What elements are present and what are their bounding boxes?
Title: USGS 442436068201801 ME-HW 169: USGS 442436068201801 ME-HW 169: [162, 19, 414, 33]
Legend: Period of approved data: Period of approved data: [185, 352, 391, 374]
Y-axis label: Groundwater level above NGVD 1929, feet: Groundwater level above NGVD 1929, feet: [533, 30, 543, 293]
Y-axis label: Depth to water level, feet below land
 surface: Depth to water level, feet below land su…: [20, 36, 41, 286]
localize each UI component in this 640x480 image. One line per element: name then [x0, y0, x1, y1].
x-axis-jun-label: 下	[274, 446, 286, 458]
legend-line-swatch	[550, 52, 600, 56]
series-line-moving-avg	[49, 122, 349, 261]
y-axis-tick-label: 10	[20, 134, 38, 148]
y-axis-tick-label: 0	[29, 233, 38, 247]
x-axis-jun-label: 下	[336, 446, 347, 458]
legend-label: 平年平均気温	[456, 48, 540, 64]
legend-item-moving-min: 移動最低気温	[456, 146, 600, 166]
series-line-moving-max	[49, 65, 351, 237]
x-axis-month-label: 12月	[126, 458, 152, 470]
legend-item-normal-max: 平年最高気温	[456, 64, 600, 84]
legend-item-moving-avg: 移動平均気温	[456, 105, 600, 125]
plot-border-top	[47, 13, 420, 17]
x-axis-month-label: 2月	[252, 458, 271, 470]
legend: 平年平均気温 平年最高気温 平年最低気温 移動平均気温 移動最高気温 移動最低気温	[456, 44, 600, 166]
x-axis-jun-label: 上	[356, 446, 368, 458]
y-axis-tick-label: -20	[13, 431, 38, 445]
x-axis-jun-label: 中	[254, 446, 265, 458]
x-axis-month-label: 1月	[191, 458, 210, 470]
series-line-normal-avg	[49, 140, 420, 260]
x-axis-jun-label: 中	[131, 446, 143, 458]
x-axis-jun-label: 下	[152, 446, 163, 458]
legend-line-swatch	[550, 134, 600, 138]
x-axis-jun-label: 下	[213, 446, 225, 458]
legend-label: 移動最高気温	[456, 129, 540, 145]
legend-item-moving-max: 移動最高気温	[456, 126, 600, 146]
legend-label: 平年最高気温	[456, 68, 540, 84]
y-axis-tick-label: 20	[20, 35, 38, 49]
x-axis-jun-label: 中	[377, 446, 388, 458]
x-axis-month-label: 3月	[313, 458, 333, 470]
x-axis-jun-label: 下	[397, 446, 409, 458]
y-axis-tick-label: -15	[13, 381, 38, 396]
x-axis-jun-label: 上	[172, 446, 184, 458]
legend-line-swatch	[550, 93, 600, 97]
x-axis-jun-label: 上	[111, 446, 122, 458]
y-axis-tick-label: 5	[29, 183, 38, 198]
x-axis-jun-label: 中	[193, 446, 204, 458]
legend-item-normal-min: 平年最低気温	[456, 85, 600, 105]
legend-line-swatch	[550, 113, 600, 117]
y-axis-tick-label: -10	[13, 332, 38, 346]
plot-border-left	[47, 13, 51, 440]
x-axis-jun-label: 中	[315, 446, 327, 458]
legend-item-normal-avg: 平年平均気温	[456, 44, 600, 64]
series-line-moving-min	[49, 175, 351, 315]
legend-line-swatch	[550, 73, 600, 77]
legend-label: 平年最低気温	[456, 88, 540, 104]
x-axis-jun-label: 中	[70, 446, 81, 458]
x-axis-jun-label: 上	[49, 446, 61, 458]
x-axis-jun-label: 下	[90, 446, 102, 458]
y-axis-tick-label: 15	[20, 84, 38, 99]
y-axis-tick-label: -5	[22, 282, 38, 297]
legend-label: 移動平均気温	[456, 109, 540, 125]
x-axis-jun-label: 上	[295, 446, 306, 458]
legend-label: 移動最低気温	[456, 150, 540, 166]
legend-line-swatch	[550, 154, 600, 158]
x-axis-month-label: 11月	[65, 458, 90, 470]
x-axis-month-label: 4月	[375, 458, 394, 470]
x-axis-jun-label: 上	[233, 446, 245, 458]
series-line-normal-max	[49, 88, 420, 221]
◆ ◆ ◆ ◆
# Given instruction
Copy out every line above that contains the string "border".

# Reply to the task
plot-border-top	[47, 13, 420, 17]
plot-border-left	[47, 13, 51, 440]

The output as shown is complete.